- [STATED TASK]:
Tally the lines containing the word "badge", and report the tally alone.

- [DATA FOR THE TASK]:
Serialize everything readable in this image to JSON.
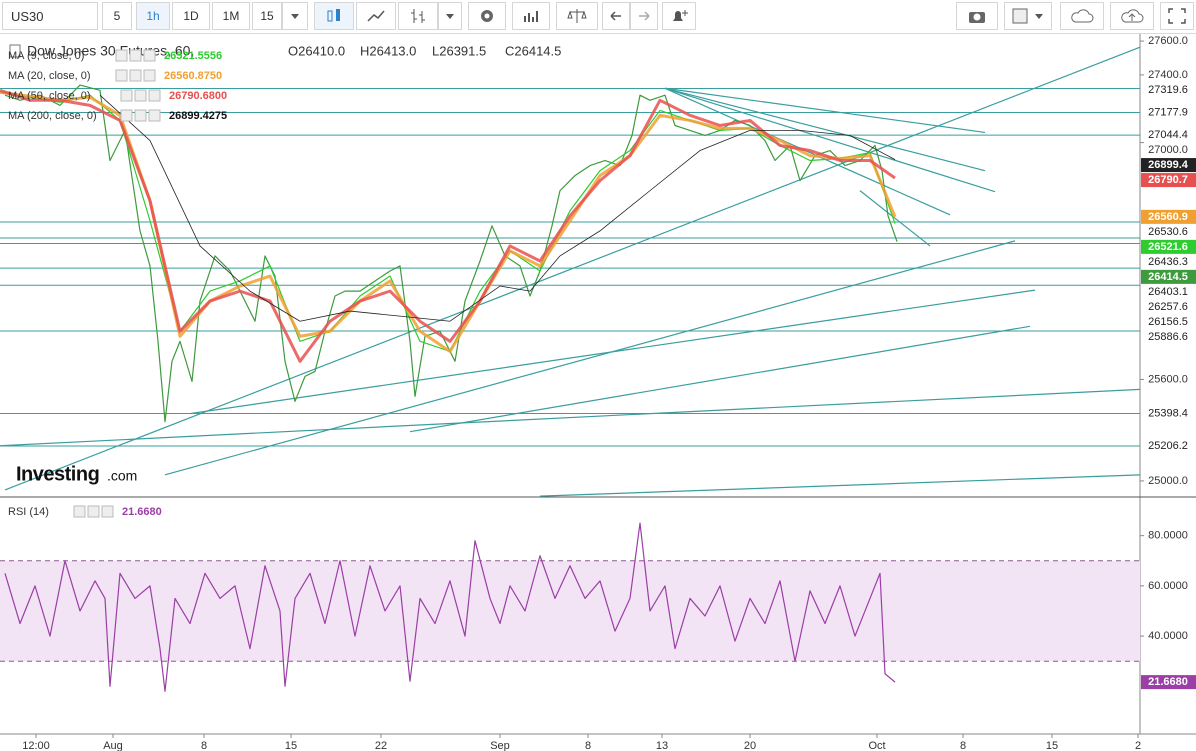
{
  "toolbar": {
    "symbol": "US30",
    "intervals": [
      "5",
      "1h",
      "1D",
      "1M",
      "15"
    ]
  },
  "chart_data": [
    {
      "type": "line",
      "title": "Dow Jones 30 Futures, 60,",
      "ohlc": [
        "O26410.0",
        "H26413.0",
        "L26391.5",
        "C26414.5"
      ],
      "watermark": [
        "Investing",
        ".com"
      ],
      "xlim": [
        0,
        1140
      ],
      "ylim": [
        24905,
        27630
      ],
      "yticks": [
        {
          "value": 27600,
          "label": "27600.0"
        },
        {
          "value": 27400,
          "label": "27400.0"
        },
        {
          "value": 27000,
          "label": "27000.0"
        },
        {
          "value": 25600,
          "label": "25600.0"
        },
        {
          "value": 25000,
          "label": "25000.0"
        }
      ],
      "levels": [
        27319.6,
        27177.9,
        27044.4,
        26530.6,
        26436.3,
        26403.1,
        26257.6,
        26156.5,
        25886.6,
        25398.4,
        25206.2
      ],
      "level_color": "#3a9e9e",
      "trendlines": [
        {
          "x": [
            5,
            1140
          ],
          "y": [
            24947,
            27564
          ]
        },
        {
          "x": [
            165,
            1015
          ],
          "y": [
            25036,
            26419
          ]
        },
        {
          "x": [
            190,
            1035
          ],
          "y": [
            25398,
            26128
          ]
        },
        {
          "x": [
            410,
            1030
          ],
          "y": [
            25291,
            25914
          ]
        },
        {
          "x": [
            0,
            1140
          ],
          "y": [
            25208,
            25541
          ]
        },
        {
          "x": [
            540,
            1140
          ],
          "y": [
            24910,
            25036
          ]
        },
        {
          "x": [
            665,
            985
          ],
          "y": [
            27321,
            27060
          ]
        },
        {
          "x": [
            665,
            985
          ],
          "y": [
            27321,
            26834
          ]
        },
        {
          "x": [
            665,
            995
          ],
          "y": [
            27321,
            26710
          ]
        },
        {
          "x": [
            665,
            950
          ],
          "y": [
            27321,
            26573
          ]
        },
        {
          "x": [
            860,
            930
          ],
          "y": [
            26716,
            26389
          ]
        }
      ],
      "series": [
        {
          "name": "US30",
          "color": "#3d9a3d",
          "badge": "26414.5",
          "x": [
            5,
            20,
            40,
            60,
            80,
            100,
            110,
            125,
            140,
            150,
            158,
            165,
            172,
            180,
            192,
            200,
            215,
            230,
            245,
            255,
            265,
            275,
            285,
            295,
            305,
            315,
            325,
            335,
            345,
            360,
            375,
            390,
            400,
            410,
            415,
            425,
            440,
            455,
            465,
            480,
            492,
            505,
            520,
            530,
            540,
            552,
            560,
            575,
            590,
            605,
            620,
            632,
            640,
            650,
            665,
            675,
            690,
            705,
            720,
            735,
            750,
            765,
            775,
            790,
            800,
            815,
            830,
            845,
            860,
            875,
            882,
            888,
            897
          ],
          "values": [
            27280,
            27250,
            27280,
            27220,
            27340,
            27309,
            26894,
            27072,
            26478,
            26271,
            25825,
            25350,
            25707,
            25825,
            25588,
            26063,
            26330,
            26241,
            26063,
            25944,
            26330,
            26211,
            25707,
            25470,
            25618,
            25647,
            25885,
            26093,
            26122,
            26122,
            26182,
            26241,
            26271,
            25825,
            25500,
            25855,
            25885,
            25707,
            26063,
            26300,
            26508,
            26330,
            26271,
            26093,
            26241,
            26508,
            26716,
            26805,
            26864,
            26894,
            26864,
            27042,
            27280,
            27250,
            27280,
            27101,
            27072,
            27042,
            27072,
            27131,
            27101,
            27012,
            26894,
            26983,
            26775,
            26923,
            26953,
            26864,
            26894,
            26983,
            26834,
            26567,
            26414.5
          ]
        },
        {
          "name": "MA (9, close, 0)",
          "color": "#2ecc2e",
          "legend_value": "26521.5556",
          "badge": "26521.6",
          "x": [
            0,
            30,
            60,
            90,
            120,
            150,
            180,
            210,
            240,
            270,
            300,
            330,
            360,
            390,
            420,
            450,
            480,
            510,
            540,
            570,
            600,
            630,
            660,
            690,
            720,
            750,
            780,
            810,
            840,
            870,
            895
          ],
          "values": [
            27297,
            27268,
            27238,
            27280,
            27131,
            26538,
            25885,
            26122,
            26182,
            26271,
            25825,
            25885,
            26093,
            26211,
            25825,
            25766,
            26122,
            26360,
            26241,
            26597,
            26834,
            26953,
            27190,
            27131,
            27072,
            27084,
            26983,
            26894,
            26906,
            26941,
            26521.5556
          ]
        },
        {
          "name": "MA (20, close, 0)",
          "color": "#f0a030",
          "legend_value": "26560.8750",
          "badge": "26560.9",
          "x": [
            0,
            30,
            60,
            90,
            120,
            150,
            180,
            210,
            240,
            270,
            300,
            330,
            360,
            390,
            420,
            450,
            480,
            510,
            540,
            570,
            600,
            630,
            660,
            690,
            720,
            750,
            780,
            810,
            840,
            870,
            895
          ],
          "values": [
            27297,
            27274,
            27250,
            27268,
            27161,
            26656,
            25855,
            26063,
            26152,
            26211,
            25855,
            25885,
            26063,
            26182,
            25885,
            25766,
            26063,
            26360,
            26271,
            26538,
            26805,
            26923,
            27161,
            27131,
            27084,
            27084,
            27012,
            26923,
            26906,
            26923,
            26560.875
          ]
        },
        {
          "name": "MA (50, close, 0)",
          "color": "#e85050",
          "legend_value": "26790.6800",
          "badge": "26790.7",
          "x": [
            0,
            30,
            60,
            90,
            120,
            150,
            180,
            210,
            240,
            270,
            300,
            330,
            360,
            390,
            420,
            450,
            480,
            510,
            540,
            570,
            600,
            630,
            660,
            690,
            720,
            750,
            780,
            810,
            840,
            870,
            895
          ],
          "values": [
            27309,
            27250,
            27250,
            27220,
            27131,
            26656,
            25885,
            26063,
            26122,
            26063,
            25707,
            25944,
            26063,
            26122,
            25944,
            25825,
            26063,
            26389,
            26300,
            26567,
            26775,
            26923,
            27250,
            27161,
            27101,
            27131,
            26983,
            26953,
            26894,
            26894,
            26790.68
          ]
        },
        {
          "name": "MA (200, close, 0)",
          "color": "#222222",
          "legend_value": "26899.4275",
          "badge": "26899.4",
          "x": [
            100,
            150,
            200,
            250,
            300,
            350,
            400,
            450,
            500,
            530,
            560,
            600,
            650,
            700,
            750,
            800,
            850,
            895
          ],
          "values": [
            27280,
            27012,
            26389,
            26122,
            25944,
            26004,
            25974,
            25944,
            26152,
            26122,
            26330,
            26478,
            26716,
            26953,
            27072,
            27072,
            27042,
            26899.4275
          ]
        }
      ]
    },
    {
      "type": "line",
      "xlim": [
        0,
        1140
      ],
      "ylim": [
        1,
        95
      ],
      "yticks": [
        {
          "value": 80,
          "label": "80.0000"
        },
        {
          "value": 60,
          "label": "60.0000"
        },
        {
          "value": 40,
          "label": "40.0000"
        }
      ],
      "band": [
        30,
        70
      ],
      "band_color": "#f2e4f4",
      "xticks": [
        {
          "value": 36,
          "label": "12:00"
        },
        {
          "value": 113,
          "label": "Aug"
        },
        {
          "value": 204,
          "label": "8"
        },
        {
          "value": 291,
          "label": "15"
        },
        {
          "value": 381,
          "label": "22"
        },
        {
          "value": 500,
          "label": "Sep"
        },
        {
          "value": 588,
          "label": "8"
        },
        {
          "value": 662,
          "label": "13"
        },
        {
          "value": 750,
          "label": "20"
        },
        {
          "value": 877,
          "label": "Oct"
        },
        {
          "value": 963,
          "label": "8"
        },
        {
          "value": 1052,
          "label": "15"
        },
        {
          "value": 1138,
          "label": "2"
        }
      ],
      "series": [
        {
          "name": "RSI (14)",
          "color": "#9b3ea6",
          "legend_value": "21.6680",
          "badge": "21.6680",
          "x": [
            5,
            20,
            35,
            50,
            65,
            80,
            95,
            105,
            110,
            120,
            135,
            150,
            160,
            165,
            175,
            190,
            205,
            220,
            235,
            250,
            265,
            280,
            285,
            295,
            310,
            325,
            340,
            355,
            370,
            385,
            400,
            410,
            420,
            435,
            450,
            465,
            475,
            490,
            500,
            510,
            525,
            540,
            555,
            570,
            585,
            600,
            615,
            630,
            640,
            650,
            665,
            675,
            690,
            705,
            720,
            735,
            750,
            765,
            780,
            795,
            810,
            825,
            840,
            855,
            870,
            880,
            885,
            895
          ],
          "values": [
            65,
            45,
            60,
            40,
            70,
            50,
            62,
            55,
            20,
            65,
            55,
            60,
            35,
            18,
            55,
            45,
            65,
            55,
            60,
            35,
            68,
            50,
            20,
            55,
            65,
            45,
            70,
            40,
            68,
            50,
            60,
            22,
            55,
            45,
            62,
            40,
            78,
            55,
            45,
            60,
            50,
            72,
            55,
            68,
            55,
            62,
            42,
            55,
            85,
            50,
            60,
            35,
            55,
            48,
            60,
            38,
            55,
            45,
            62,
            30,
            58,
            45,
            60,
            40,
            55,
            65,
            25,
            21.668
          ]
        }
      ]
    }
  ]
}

- [REPLY]:
6